• EXERCISE TASK: Scan the data below for the string "příběhu". Show every line where it turns up.
** start of THE DATA **
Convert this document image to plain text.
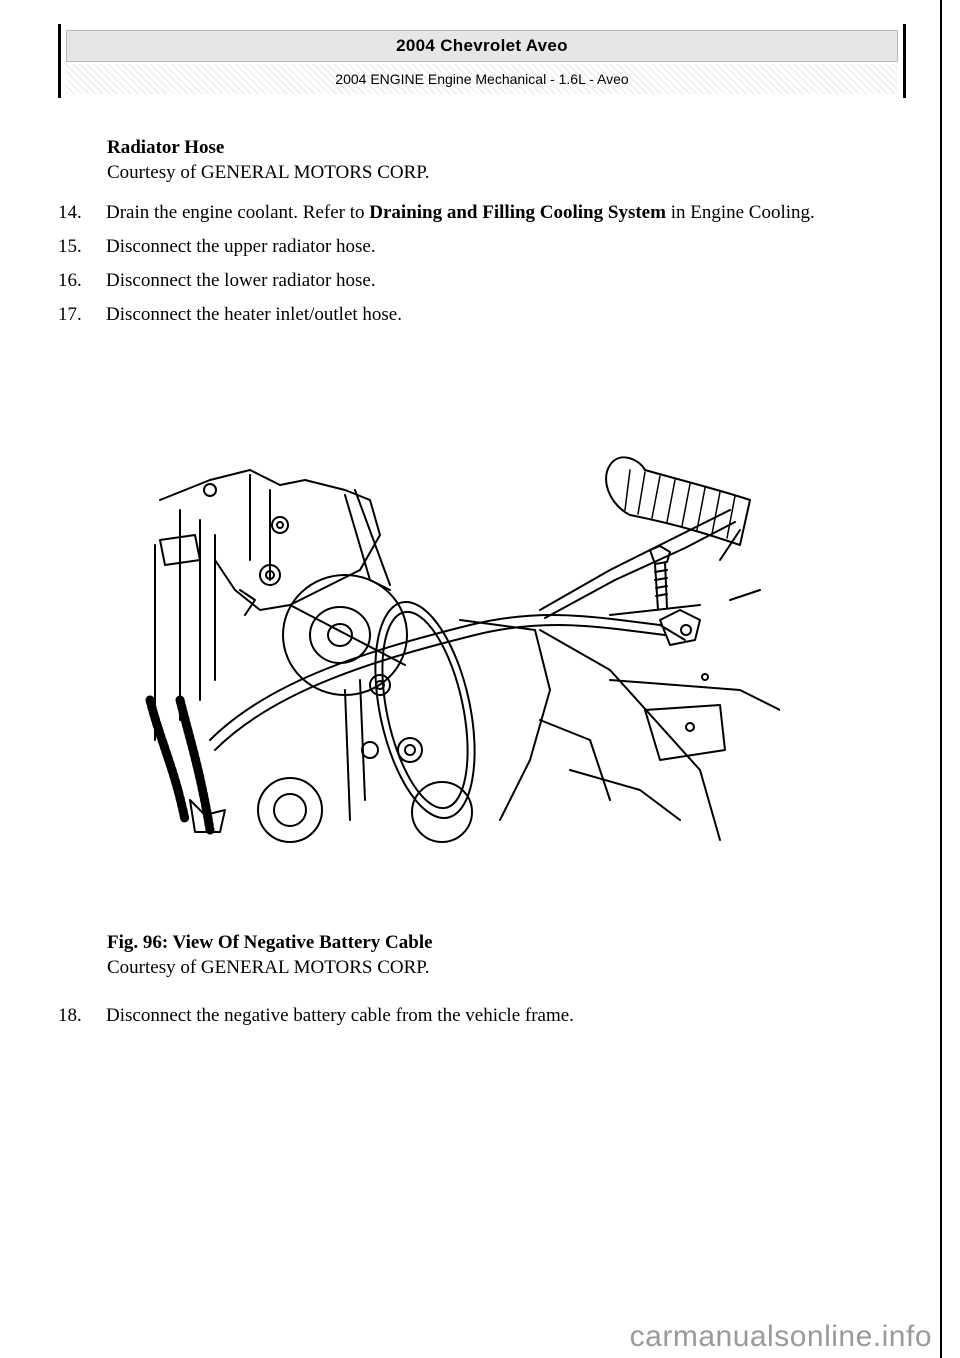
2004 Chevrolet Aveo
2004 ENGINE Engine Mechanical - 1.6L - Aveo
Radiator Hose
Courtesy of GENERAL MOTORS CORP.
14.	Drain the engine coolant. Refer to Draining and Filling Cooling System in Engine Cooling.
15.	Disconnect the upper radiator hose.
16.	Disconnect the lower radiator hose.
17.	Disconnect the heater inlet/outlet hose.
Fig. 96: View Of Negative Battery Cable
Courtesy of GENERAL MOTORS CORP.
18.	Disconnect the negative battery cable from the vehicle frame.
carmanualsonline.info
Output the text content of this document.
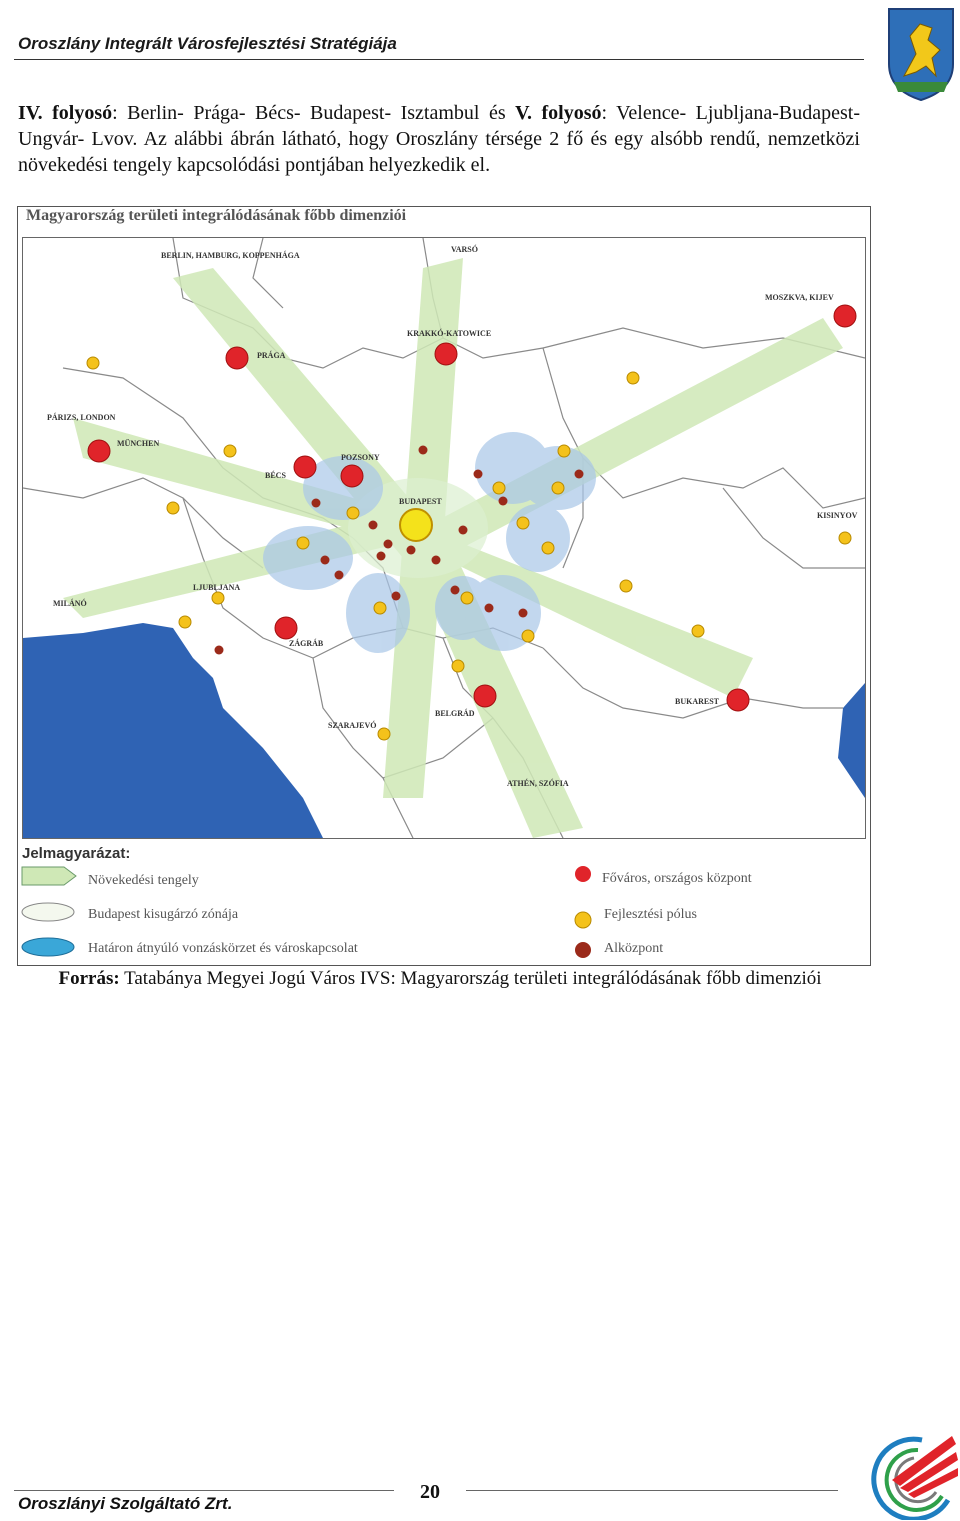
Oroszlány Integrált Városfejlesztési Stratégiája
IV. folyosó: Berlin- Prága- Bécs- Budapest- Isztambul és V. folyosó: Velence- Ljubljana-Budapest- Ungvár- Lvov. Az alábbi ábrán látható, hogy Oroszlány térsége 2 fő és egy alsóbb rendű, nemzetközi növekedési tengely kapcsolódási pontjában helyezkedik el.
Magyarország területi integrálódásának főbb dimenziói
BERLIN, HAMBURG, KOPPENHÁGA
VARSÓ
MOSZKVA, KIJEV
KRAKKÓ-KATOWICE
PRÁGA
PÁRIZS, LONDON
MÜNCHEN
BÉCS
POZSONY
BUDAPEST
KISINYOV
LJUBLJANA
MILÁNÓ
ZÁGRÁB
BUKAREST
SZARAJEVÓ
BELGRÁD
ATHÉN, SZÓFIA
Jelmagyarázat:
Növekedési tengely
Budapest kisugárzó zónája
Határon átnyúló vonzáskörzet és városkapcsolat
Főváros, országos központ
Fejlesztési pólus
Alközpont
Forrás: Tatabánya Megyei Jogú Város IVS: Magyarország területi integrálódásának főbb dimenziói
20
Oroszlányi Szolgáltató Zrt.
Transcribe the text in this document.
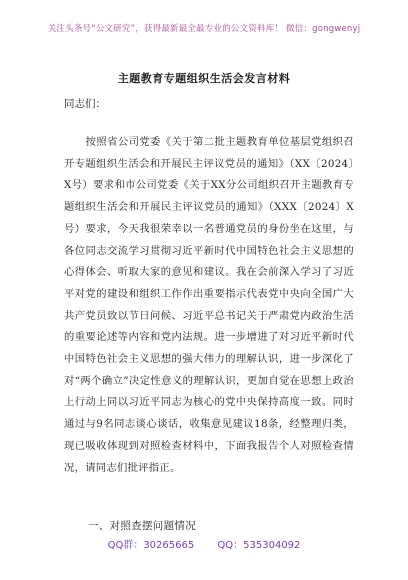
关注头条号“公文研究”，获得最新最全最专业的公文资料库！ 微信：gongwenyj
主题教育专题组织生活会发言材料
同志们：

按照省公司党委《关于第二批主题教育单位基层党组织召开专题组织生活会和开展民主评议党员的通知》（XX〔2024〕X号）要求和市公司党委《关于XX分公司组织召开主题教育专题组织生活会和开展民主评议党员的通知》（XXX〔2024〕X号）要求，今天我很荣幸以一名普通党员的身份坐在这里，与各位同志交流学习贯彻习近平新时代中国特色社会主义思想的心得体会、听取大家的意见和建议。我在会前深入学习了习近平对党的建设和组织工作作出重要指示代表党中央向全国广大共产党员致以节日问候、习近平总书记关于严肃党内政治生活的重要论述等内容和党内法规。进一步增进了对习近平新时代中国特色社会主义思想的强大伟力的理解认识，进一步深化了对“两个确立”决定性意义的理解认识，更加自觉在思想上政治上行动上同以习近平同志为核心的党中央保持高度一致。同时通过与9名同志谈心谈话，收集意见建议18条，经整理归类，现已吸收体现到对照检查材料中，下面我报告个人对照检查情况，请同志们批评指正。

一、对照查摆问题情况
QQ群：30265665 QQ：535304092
** end of THE DATA **
** start of THE DATA **
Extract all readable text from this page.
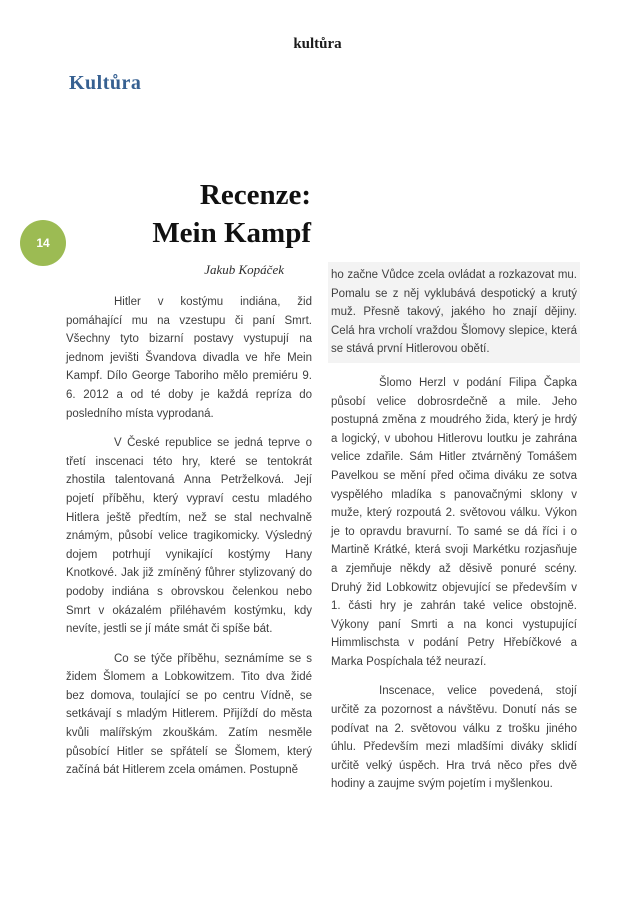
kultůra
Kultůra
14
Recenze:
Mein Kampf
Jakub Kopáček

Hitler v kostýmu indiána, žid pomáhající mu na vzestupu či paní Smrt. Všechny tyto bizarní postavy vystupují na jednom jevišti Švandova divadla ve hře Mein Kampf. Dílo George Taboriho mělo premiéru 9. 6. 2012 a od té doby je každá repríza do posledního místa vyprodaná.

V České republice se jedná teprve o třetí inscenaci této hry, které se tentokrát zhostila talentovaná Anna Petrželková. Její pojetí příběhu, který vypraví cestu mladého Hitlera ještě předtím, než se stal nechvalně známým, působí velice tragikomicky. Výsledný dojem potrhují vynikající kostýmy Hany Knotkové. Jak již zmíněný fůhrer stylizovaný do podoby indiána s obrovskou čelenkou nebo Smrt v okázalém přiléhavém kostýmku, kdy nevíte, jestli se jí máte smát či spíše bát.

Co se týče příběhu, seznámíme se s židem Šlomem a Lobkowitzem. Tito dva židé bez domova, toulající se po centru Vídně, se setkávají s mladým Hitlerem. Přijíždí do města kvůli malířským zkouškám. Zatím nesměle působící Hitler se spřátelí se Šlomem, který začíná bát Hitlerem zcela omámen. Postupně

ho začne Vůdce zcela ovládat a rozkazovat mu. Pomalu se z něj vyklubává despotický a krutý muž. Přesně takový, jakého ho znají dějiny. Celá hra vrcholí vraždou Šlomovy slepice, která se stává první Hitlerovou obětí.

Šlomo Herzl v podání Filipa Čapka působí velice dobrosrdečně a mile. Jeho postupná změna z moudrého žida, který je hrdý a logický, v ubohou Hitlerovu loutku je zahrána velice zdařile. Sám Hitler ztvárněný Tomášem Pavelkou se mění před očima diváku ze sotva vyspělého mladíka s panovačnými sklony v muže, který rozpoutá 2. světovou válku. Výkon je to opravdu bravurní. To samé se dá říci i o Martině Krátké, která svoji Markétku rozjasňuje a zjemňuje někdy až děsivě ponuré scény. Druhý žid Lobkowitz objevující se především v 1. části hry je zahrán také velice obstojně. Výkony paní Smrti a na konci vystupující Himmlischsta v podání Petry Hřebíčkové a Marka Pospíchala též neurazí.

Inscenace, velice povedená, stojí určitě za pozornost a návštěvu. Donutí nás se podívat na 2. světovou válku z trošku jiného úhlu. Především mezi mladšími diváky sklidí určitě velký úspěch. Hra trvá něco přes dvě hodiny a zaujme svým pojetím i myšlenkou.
** end of THE DATA **
• THE OUTPUT:
V České republice se jedná teprve o třetí inscenaci této hry, které se tentokrát zhostila talentovaná Anna Petrželková. Její pojetí příběhu, který vypraví cestu mladého Hitlera ještě předtím, než se stal nechvalně známým, působí velice tragikomicky. Výsledný dojem potrhují vynikající kostýmy Hany Knotkové. Jak již zmíněný fůhrer stylizovaný do podoby indiána s obrovskou čelenkou nebo Smrt v okázalém přiléhavém kostýmku, kdy nevíte, jestli se jí máte smát či spíše bát.
Co se týče příběhu, seznámíme se s židem Šlomem a Lobkowitzem. Tito dva židé bez domova, toulající se po centru Vídně, se setkávají s mladým Hitlerem. Přijíždí do města kvůli malířským zkouškám. Zatím nesměle působící Hitler se spřátelí se Šlomem, který začíná bát Hitlerem zcela omámen. Postupně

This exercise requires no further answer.